* **Exercise requirements**
Gather every line holding the string "title".

Figure record listings
__________________________________________________
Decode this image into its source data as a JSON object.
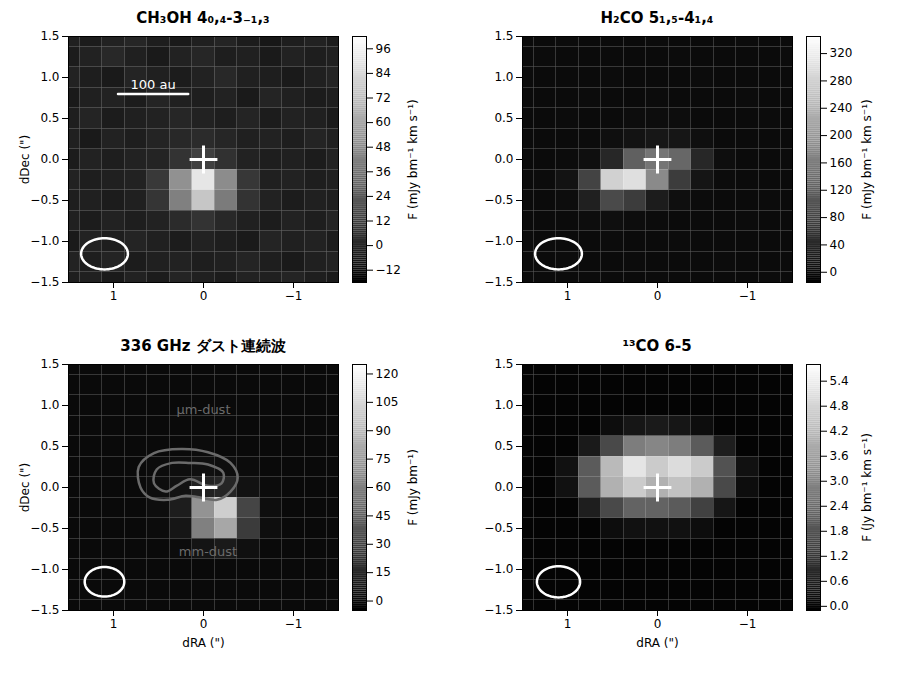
{
  "chart_data": [
    {
      "type": "heatmap",
      "title": "CH₃OH 4₀,₄-3₋₁,₃",
      "x": [
        1.5,
        1.25,
        1,
        0.75,
        0.5,
        0.25,
        0,
        -0.25,
        -0.5,
        -0.75,
        -1,
        -1.25,
        -1.5
      ],
      "y": [
        1.5,
        1.25,
        1,
        0.75,
        0.5,
        0.25,
        0,
        -0.25,
        -0.5,
        -0.75,
        -1,
        -1.25,
        -1.5
      ],
      "values": [
        [
          -3,
          -5,
          -2,
          0,
          -4,
          -6,
          -3,
          -1,
          -5,
          -7,
          -4,
          -2,
          -5
        ],
        [
          -5,
          -2,
          1,
          -3,
          -6,
          -2,
          0,
          -4,
          -3,
          -6,
          -2,
          -4,
          -3
        ],
        [
          -2,
          -4,
          -6,
          -1,
          -3,
          -5,
          -2,
          1,
          -3,
          -4,
          -6,
          -3,
          -1
        ],
        [
          -6,
          -3,
          -2,
          -5,
          -1,
          -3,
          -4,
          -2,
          -6,
          -1,
          -3,
          -5,
          -4
        ],
        [
          -4,
          -1,
          -5,
          -3,
          -2,
          0,
          -2,
          -4,
          -1,
          -5,
          -2,
          -3,
          -6
        ],
        [
          -3,
          -6,
          -2,
          -4,
          -1,
          1,
          2,
          0,
          -3,
          -2,
          -4,
          -1,
          -3
        ],
        [
          -5,
          -2,
          -4,
          -2,
          -1,
          6,
          12,
          5,
          -2,
          -4,
          -3,
          -5,
          -2
        ],
        [
          -2,
          -4,
          -3,
          -2,
          9,
          50,
          90,
          48,
          8,
          -3,
          -2,
          -4,
          -3
        ],
        [
          -4,
          -3,
          -5,
          -3,
          7,
          42,
          75,
          40,
          6,
          -2,
          -5,
          -3,
          -4
        ],
        [
          -3,
          -5,
          -2,
          -4,
          -2,
          2,
          6,
          1,
          -3,
          -5,
          -2,
          -4,
          -1
        ],
        [
          -6,
          -2,
          -4,
          -1,
          -3,
          -5,
          -2,
          -4,
          -6,
          -1,
          -3,
          -2,
          -5
        ],
        [
          -2,
          -4,
          -1,
          -5,
          -3,
          -2,
          -4,
          -3,
          -1,
          -4,
          -6,
          -3,
          -2
        ],
        [
          -4,
          -3,
          -6,
          -2,
          -5,
          -1,
          -3,
          -5,
          -2,
          -3,
          -1,
          -4,
          -6
        ]
      ],
      "xlim": [
        1.5,
        -1.5
      ],
      "ylim": [
        -1.5,
        1.5
      ],
      "xticks": [
        1,
        0,
        -1
      ],
      "yticks": [
        -1.5,
        {
          "value": -1,
          "label": "−1.0"
        },
        -0.5,
        {
          "value": 0,
          "label": "0.0"
        },
        0.5,
        {
          "value": 1,
          "label": "1.0"
        },
        1.5
      ],
      "ylabel": "dDec (\")",
      "colorbar": {
        "label": "F (mJy bm⁻¹ km s⁻¹)",
        "range": [
          -18,
          102
        ],
        "ticks": [
          -12,
          0,
          12,
          24,
          36,
          48,
          60,
          72,
          84,
          96
        ]
      },
      "beam": {
        "x": 1.1,
        "y": -1.15,
        "major": 0.52,
        "minor": 0.38
      },
      "star": {
        "x": 0,
        "y": 0,
        "marker": "plus"
      },
      "scalebar": {
        "label": "100 au",
        "x1": 0.95,
        "x2": 0.17,
        "y": 0.8
      }
    },
    {
      "type": "heatmap",
      "title": "H₂CO 5₁,₅-4₁,₄",
      "x": [
        1.5,
        1.25,
        1,
        0.75,
        0.5,
        0.25,
        0,
        -0.25,
        -0.5,
        -0.75,
        -1,
        -1.25,
        -1.5
      ],
      "y": [
        1.5,
        1.25,
        1,
        0.75,
        0.5,
        0.25,
        0,
        -0.25,
        -0.5,
        -0.75,
        -1,
        -1.25,
        -1.5
      ],
      "values": [
        [
          1,
          0,
          2,
          1,
          0,
          1,
          2,
          0,
          1,
          0,
          2,
          1,
          0
        ],
        [
          0,
          2,
          1,
          0,
          1,
          0,
          1,
          2,
          0,
          1,
          0,
          1,
          2
        ],
        [
          2,
          1,
          0,
          1,
          2,
          1,
          0,
          1,
          2,
          0,
          1,
          0,
          1
        ],
        [
          0,
          1,
          1,
          2,
          0,
          1,
          2,
          1,
          0,
          1,
          2,
          1,
          0
        ],
        [
          1,
          0,
          2,
          0,
          1,
          3,
          4,
          3,
          1,
          0,
          1,
          2,
          1
        ],
        [
          0,
          1,
          0,
          2,
          6,
          12,
          18,
          16,
          6,
          1,
          0,
          1,
          0
        ],
        [
          1,
          0,
          2,
          6,
          40,
          120,
          150,
          130,
          40,
          5,
          1,
          0,
          2
        ],
        [
          0,
          2,
          12,
          80,
          280,
          300,
          180,
          70,
          15,
          2,
          0,
          1,
          1
        ],
        [
          1,
          0,
          4,
          30,
          90,
          70,
          25,
          6,
          2,
          1,
          0,
          2,
          0
        ],
        [
          0,
          1,
          1,
          3,
          6,
          4,
          2,
          1,
          0,
          1,
          2,
          0,
          1
        ],
        [
          2,
          1,
          0,
          1,
          2,
          0,
          1,
          2,
          1,
          0,
          1,
          1,
          0
        ],
        [
          0,
          1,
          2,
          0,
          1,
          2,
          0,
          1,
          0,
          2,
          1,
          0,
          1
        ],
        [
          1,
          0,
          1,
          2,
          0,
          1,
          2,
          0,
          1,
          1,
          0,
          2,
          1
        ]
      ],
      "xlim": [
        1.5,
        -1.5
      ],
      "ylim": [
        -1.5,
        1.5
      ],
      "xticks": [
        1,
        0,
        -1
      ],
      "yticks": [
        -1.5,
        {
          "value": -1,
          "label": "−1.0"
        },
        -0.5,
        {
          "value": 0,
          "label": "0.0"
        },
        0.5,
        {
          "value": 1,
          "label": "1.0"
        },
        1.5
      ],
      "colorbar": {
        "label": "F (mJy bm⁻¹ km s⁻¹)",
        "range": [
          -15,
          345
        ],
        "ticks": [
          0,
          40,
          80,
          120,
          160,
          200,
          240,
          280,
          320
        ]
      },
      "beam": {
        "x": 1.1,
        "y": -1.15,
        "major": 0.52,
        "minor": 0.38
      },
      "star": {
        "x": 0,
        "y": 0,
        "marker": "plus"
      }
    },
    {
      "type": "heatmap",
      "title": "336 GHz ダスト連続波",
      "x": [
        1.5,
        1.25,
        1,
        0.75,
        0.5,
        0.25,
        0,
        -0.25,
        -0.5,
        -0.75,
        -1,
        -1.25,
        -1.5
      ],
      "y": [
        1.5,
        1.25,
        1,
        0.75,
        0.5,
        0.25,
        0,
        -0.25,
        -0.5,
        -0.75,
        -1,
        -1.25,
        -1.5
      ],
      "values": [
        [
          0,
          0,
          0,
          0,
          0,
          0,
          0,
          0,
          0,
          0,
          0,
          0,
          0
        ],
        [
          0,
          0,
          0,
          0,
          0,
          0,
          0,
          0,
          0,
          0,
          0,
          0,
          0
        ],
        [
          0,
          0,
          0,
          0,
          0,
          0,
          0,
          0,
          0,
          0,
          0,
          0,
          0
        ],
        [
          0,
          0,
          0,
          0,
          0,
          0,
          0,
          0,
          0,
          0,
          0,
          0,
          0
        ],
        [
          0,
          0,
          0,
          0,
          0,
          0,
          1,
          0,
          0,
          0,
          0,
          0,
          0
        ],
        [
          0,
          0,
          0,
          0,
          1,
          2,
          3,
          2,
          1,
          0,
          0,
          0,
          0
        ],
        [
          0,
          0,
          0,
          0,
          2,
          4,
          12,
          14,
          4,
          1,
          0,
          0,
          0
        ],
        [
          0,
          0,
          0,
          0,
          2,
          10,
          70,
          100,
          30,
          2,
          0,
          0,
          0
        ],
        [
          0,
          0,
          0,
          0,
          1,
          6,
          60,
          80,
          25,
          2,
          0,
          0,
          0
        ],
        [
          0,
          0,
          0,
          0,
          0,
          1,
          5,
          8,
          3,
          0,
          0,
          0,
          0
        ],
        [
          0,
          0,
          0,
          0,
          0,
          0,
          0,
          0,
          0,
          0,
          0,
          0,
          0
        ],
        [
          0,
          0,
          0,
          0,
          0,
          0,
          0,
          0,
          0,
          0,
          0,
          0,
          0
        ],
        [
          0,
          0,
          0,
          0,
          0,
          0,
          0,
          0,
          0,
          0,
          0,
          0,
          0
        ]
      ],
      "xlim": [
        1.5,
        -1.5
      ],
      "ylim": [
        -1.5,
        1.5
      ],
      "xticks": [
        1,
        0,
        -1
      ],
      "yticks": [
        -1.5,
        {
          "value": -1,
          "label": "−1.0"
        },
        -0.5,
        {
          "value": 0,
          "label": "0.0"
        },
        0.5,
        {
          "value": 1,
          "label": "1.0"
        },
        1.5
      ],
      "xlabel": "dRA (\")",
      "ylabel": "dDec (\")",
      "colorbar": {
        "label": "F (mJy bm⁻¹)",
        "range": [
          -5,
          125
        ],
        "ticks": [
          0,
          15,
          30,
          45,
          60,
          75,
          90,
          105,
          120
        ]
      },
      "beam": {
        "x": 1.1,
        "y": -1.15,
        "major": 0.44,
        "minor": 0.36
      },
      "star": {
        "x": 0,
        "y": 0,
        "marker": "plus"
      },
      "contours": [
        [
          [
            0.7,
            0.0
          ],
          [
            0.72,
            0.25
          ],
          [
            0.55,
            0.42
          ],
          [
            0.25,
            0.47
          ],
          [
            -0.05,
            0.43
          ],
          [
            -0.3,
            0.3
          ],
          [
            -0.38,
            0.12
          ],
          [
            -0.3,
            -0.05
          ],
          [
            -0.15,
            -0.15
          ],
          [
            0.05,
            -0.12
          ],
          [
            0.2,
            -0.1
          ],
          [
            0.4,
            -0.15
          ],
          [
            0.6,
            -0.12
          ]
        ],
        [
          [
            0.55,
            0.05
          ],
          [
            0.52,
            0.22
          ],
          [
            0.35,
            0.3
          ],
          [
            0.15,
            0.3
          ],
          [
            -0.05,
            0.28
          ],
          [
            -0.22,
            0.18
          ],
          [
            -0.2,
            0.05
          ],
          [
            -0.05,
            0.02
          ],
          [
            0.15,
            0.1
          ],
          [
            0.3,
            0.02
          ],
          [
            0.42,
            -0.05
          ]
        ]
      ],
      "annotations": [
        {
          "text": "µm-dust",
          "x": 0,
          "y": 0.95
        },
        {
          "text": "mm-dust",
          "x": -0.05,
          "y": -0.78
        }
      ]
    },
    {
      "type": "heatmap",
      "title": "¹³CO 6-5",
      "x": [
        1.5,
        1.25,
        1,
        0.75,
        0.5,
        0.25,
        0,
        -0.25,
        -0.5,
        -0.75,
        -1,
        -1.25,
        -1.5
      ],
      "y": [
        1.5,
        1.25,
        1,
        0.75,
        0.5,
        0.25,
        0,
        -0.25,
        -0.5,
        -0.75,
        -1,
        -1.25,
        -1.5
      ],
      "values": [
        [
          0,
          0,
          0,
          0,
          0,
          0,
          0,
          0,
          0,
          0,
          0,
          0,
          0
        ],
        [
          0,
          0,
          0,
          0,
          0,
          0,
          0,
          0,
          0,
          0,
          0,
          0,
          0
        ],
        [
          0,
          0,
          0,
          0,
          0,
          0,
          0,
          0,
          0,
          0,
          0,
          0,
          0
        ],
        [
          0,
          0,
          0,
          0,
          0.2,
          0.4,
          0.5,
          0.4,
          0.2,
          0,
          0,
          0,
          0
        ],
        [
          0,
          0,
          0,
          0.5,
          1.6,
          2.8,
          3.0,
          2.8,
          2.0,
          0.6,
          0,
          0,
          0
        ],
        [
          0,
          0,
          0.3,
          2.0,
          4.2,
          5.2,
          4.6,
          5.0,
          4.6,
          1.8,
          0.3,
          0,
          0
        ],
        [
          0,
          0,
          0.3,
          2.0,
          4.0,
          4.6,
          4.0,
          4.4,
          4.0,
          1.6,
          0.2,
          0,
          0
        ],
        [
          0,
          0,
          0,
          0.6,
          1.6,
          2.2,
          2.2,
          2.0,
          1.4,
          0.4,
          0,
          0,
          0
        ],
        [
          0,
          0,
          0,
          0,
          0.2,
          0.3,
          0.3,
          0.3,
          0.2,
          0,
          0,
          0,
          0
        ],
        [
          0,
          0,
          0,
          0,
          0,
          0,
          0,
          0,
          0,
          0,
          0,
          0,
          0
        ],
        [
          0,
          0,
          0,
          0,
          0,
          0,
          0,
          0,
          0,
          0,
          0,
          0,
          0
        ],
        [
          0,
          0,
          0,
          0,
          0,
          0,
          0,
          0,
          0,
          0,
          0,
          0,
          0
        ],
        [
          0,
          0,
          0,
          0,
          0,
          0,
          0,
          0,
          0,
          0,
          0,
          0,
          0
        ]
      ],
      "xlim": [
        1.5,
        -1.5
      ],
      "ylim": [
        -1.5,
        1.5
      ],
      "xticks": [
        1,
        0,
        -1
      ],
      "yticks": [
        -1.5,
        {
          "value": -1,
          "label": "−1.0"
        },
        -0.5,
        {
          "value": 0,
          "label": "0.0"
        },
        0.5,
        {
          "value": 1,
          "label": "1.0"
        },
        1.5
      ],
      "xlabel": "dRA (\")",
      "colorbar": {
        "label": "F (Jy bm⁻¹ km s⁻¹)",
        "range": [
          -0.1,
          5.8
        ],
        "ticks": [
          {
            "value": 0,
            "label": "0.0"
          },
          0.6,
          1.2,
          1.8,
          2.4,
          {
            "value": 3,
            "label": "3.0"
          },
          3.6,
          4.2,
          4.8,
          5.4
        ]
      },
      "beam": {
        "x": 1.1,
        "y": -1.15,
        "major": 0.48,
        "minor": 0.38
      },
      "star": {
        "x": 0,
        "y": 0,
        "marker": "plus"
      }
    }
  ]
}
__________________________________________________
* **The answer**
      "title": "CH₃OH 4₀,₄-3₋₁,₃",
      "title": "H₂CO 5₁,₅-4₁,₄",
      "title": "336 GHz ダスト連続波",
      "title": "¹³CO 6-5",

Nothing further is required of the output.